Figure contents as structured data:
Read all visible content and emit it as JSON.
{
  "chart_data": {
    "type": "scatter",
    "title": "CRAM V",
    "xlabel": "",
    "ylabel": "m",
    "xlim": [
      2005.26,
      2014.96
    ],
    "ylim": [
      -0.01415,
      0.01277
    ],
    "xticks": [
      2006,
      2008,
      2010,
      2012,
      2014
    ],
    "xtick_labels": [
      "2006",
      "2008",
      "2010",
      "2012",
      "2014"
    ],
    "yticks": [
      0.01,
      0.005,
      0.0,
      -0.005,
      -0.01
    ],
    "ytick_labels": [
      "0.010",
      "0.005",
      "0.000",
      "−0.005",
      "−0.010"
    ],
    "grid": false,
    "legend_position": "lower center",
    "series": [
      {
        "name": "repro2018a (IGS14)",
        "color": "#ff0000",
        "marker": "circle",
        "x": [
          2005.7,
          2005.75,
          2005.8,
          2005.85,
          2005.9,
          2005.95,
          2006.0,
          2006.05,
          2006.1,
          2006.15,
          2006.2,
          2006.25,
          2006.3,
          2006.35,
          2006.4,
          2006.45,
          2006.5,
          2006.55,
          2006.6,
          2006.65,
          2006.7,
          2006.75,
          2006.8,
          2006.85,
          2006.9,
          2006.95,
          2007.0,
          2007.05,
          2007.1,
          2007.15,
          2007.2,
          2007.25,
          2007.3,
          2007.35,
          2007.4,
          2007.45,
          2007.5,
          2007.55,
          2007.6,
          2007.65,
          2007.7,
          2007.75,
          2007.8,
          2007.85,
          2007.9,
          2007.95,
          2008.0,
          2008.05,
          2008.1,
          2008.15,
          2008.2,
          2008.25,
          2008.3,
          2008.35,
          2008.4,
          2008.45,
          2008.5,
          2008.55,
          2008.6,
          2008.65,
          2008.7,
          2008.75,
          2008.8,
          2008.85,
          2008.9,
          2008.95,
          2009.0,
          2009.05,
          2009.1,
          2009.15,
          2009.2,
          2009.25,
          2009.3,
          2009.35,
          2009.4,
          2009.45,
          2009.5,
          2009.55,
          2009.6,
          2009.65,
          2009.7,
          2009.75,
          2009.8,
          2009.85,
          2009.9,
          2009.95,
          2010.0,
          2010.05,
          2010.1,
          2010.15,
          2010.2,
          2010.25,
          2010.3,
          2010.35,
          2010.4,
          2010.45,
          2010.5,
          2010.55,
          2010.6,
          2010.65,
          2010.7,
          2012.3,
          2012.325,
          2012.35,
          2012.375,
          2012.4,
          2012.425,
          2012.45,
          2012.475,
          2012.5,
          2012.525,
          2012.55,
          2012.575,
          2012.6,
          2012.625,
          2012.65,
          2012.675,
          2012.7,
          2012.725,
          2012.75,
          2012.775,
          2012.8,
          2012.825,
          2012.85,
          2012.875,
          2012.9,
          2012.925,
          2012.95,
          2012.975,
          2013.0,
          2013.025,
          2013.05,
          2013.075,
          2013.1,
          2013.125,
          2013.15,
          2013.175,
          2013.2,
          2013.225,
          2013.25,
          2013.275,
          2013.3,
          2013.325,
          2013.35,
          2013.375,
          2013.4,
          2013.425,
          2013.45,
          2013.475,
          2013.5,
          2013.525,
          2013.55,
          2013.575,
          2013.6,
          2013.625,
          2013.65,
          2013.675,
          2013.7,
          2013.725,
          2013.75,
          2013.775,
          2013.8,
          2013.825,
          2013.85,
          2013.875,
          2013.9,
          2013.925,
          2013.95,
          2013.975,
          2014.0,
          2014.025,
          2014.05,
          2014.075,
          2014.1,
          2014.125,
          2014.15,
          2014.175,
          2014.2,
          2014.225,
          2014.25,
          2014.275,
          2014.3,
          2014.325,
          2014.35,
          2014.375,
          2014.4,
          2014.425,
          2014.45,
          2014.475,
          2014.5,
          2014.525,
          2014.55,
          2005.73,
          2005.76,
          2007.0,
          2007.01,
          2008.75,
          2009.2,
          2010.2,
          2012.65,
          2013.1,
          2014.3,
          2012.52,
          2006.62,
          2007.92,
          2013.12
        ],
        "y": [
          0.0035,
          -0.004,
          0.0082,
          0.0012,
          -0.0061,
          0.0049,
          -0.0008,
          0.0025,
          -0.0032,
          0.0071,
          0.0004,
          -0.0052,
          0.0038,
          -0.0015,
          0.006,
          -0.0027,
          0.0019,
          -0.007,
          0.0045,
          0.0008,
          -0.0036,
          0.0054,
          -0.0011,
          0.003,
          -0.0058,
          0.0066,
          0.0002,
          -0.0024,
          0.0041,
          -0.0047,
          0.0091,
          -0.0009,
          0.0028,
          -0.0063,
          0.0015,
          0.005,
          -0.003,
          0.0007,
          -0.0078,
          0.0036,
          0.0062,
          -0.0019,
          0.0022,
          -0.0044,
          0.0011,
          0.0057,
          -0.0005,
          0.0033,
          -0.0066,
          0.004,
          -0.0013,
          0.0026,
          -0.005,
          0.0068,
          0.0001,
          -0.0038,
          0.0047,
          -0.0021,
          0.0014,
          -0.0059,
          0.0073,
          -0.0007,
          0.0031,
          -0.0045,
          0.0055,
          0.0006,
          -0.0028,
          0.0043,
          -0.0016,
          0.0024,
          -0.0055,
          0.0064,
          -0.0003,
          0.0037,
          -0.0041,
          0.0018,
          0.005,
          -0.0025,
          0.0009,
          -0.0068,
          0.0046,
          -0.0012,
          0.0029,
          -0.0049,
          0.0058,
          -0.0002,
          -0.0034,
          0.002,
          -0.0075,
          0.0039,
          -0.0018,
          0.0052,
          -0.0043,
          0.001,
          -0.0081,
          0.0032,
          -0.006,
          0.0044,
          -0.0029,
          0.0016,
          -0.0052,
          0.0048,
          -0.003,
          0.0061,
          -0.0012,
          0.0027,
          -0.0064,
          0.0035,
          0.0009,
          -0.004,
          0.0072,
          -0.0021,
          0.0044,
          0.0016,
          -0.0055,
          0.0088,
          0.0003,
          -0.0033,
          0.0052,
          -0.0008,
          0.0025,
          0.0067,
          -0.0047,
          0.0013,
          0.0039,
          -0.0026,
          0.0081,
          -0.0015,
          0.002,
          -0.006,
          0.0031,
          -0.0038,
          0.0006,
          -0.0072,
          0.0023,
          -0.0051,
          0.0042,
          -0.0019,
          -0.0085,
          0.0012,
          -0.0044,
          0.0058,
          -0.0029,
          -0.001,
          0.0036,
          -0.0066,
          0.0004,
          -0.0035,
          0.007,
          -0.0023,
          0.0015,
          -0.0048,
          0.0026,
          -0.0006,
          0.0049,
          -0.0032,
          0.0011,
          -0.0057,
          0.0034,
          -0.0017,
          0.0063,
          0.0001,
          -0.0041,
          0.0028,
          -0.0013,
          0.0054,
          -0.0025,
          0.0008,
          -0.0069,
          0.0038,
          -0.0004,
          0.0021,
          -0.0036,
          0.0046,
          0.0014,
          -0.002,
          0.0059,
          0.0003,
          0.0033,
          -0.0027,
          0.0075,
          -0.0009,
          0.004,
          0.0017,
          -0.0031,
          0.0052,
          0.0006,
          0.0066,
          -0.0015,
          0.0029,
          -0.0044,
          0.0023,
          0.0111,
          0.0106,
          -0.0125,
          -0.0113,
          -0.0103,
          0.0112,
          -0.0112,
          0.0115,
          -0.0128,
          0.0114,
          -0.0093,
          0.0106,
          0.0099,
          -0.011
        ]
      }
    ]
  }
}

▶ _Stated task_:
Reproduce the whole listing word for word.

▶ _The completed task_:
Read all visible content and emit it as JSON.
{
  "chart_data": {
    "type": "scatter",
    "title": "CRAM V",
    "xlabel": "",
    "ylabel": "m",
    "xlim": [
      2005.26,
      2014.96
    ],
    "ylim": [
      -0.01415,
      0.01277
    ],
    "xticks": [
      2006,
      2008,
      2010,
      2012,
      2014
    ],
    "xtick_labels": [
      "2006",
      "2008",
      "2010",
      "2012",
      "2014"
    ],
    "yticks": [
      0.01,
      0.005,
      0.0,
      -0.005,
      -0.01
    ],
    "ytick_labels": [
      "0.010",
      "0.005",
      "0.000",
      "−0.005",
      "−0.010"
    ],
    "grid": false,
    "legend_position": "lower center",
    "series": [
      {
        "name": "repro2018a (IGS14)",
        "color": "#ff0000",
        "marker": "circle",
        "x": [
          2005.7,
          2005.75,
          2005.8,
          2005.85,
          2005.9,
          2005.95,
          2006.0,
          2006.05,
          2006.1,
          2006.15,
          2006.2,
          2006.25,
          2006.3,
          2006.35,
          2006.4,
          2006.45,
          2006.5,
          2006.55,
          2006.6,
          2006.65,
          2006.7,
          2006.75,
          2006.8,
          2006.85,
          2006.9,
          2006.95,
          2007.0,
          2007.05,
          2007.1,
          2007.15,
          2007.2,
          2007.25,
          2007.3,
          2007.35,
          2007.4,
          2007.45,
          2007.5,
          2007.55,
          2007.6,
          2007.65,
          2007.7,
          2007.75,
          2007.8,
          2007.85,
          2007.9,
          2007.95,
          2008.0,
          2008.05,
          2008.1,
          2008.15,
          2008.2,
          2008.25,
          2008.3,
          2008.35,
          2008.4,
          2008.45,
          2008.5,
          2008.55,
          2008.6,
          2008.65,
          2008.7,
          2008.75,
          2008.8,
          2008.85,
          2008.9,
          2008.95,
          2009.0,
          2009.05,
          2009.1,
          2009.15,
          2009.2,
          2009.25,
          2009.3,
          2009.35,
          2009.4,
          2009.45,
          2009.5,
          2009.55,
          2009.6,
          2009.65,
          2009.7,
          2009.75,
          2009.8,
          2009.85,
          2009.9,
          2009.95,
          2010.0,
          2010.05,
          2010.1,
          2010.15,
          2010.2,
          2010.25,
          2010.3,
          2010.35,
          2010.4,
          2010.45,
          2010.5,
          2010.55,
          2010.6,
          2010.65,
          2010.7,
          2012.3,
          2012.325,
          2012.35,
          2012.375,
          2012.4,
          2012.425,
          2012.45,
          2012.475,
          2012.5,
          2012.525,
          2012.55,
          2012.575,
          2012.6,
          2012.625,
          2012.65,
          2012.675,
          2012.7,
          2012.725,
          2012.75,
          2012.775,
          2012.8,
          2012.825,
          2012.85,
          2012.875,
          2012.9,
          2012.925,
          2012.95,
          2012.975,
          2013.0,
          2013.025,
          2013.05,
          2013.075,
          2013.1,
          2013.125,
          2013.15,
          2013.175,
          2013.2,
          2013.225,
          2013.25,
          2013.275,
          2013.3,
          2013.325,
          2013.35,
          2013.375,
          2013.4,
          2013.425,
          2013.45,
          2013.475,
          2013.5,
          2013.525,
          2013.55,
          2013.575,
          2013.6,
          2013.625,
          2013.65,
          2013.675,
          2013.7,
          2013.725,
          2013.75,
          2013.775,
          2013.8,
          2013.825,
          2013.85,
          2013.875,
          2013.9,
          2013.925,
          2013.95,
          2013.975,
          2014.0,
          2014.025,
          2014.05,
          2014.075,
          2014.1,
          2014.125,
          2014.15,
          2014.175,
          2014.2,
          2014.225,
          2014.25,
          2014.275,
          2014.3,
          2014.325,
          2014.35,
          2014.375,
          2014.4,
          2014.425,
          2014.45,
          2014.475,
          2014.5,
          2014.525,
          2014.55,
          2005.73,
          2005.76,
          2007.0,
          2007.01,
          2008.75,
          2009.2,
          2010.2,
          2012.65,
          2013.1,
          2014.3,
          2012.52,
          2006.62,
          2007.92,
          2013.12
        ],
        "y": [
          0.0035,
          -0.004,
          0.0082,
          0.0012,
          -0.0061,
          0.0049,
          -0.0008,
          0.0025,
          -0.0032,
          0.0071,
          0.0004,
          -0.0052,
          0.0038,
          -0.0015,
          0.006,
          -0.0027,
          0.0019,
          -0.007,
          0.0045,
          0.0008,
          -0.0036,
          0.0054,
          -0.0011,
          0.003,
          -0.0058,
          0.0066,
          0.0002,
          -0.0024,
          0.0041,
          -0.0047,
          0.0091,
          -0.0009,
          0.0028,
          -0.0063,
          0.0015,
          0.005,
          -0.003,
          0.0007,
          -0.0078,
          0.0036,
          0.0062,
          -0.0019,
          0.0022,
          -0.0044,
          0.0011,
          0.0057,
          -0.0005,
          0.0033,
          -0.0066,
          0.004,
          -0.0013,
          0.0026,
          -0.005,
          0.0068,
          0.0001,
          -0.0038,
          0.0047,
          -0.0021,
          0.0014,
          -0.0059,
          0.0073,
          -0.0007,
          0.0031,
          -0.0045,
          0.0055,
          0.0006,
          -0.0028,
          0.0043,
          -0.0016,
          0.0024,
          -0.0055,
          0.0064,
          -0.0003,
          0.0037,
          -0.0041,
          0.0018,
          0.005,
          -0.0025,
          0.0009,
          -0.0068,
          0.0046,
          -0.0012,
          0.0029,
          -0.0049,
          0.0058,
          -0.0002,
          -0.0034,
          0.002,
          -0.0075,
          0.0039,
          -0.0018,
          0.0052,
          -0.0043,
          0.001,
          -0.0081,
          0.0032,
          -0.006,
          0.0044,
          -0.0029,
          0.0016,
          -0.0052,
          0.0048,
          -0.003,
          0.0061,
          -0.0012,
          0.0027,
          -0.0064,
          0.0035,
          0.0009,
          -0.004,
          0.0072,
          -0.0021,
          0.0044,
          0.0016,
          -0.0055,
          0.0088,
          0.0003,
          -0.0033,
          0.0052,
          -0.0008,
          0.0025,
          0.0067,
          -0.0047,
          0.0013,
          0.0039,
          -0.0026,
          0.0081,
          -0.0015,
          0.002,
          -0.006,
          0.0031,
          -0.0038,
          0.0006,
          -0.0072,
          0.0023,
          -0.0051,
          0.0042,
          -0.0019,
          -0.0085,
          0.0012,
          -0.0044,
          0.0058,
          -0.0029,
          -0.001,
          0.0036,
          -0.0066,
          0.0004,
          -0.0035,
          0.007,
          -0.0023,
          0.0015,
          -0.0048,
          0.0026,
          -0.0006,
          0.0049,
          -0.0032,
          0.0011,
          -0.0057,
          0.0034,
          -0.0017,
          0.0063,
          0.0001,
          -0.0041,
          0.0028,
          -0.0013,
          0.0054,
          -0.0025,
          0.0008,
          -0.0069,
          0.0038,
          -0.0004,
          0.0021,
          -0.0036,
          0.0046,
          0.0014,
          -0.002,
          0.0059,
          0.0003,
          0.0033,
          -0.0027,
          0.0075,
          -0.0009,
          0.004,
          0.0017,
          -0.0031,
          0.0052,
          0.0006,
          0.0066,
          -0.0015,
          0.0029,
          -0.0044,
          0.0023,
          0.0111,
          0.0106,
          -0.0125,
          -0.0113,
          -0.0103,
          0.0112,
          -0.0112,
          0.0115,
          -0.0128,
          0.0114,
          -0.0093,
          0.0106,
          0.0099,
          -0.011
        ]
      }
    ]
  }
}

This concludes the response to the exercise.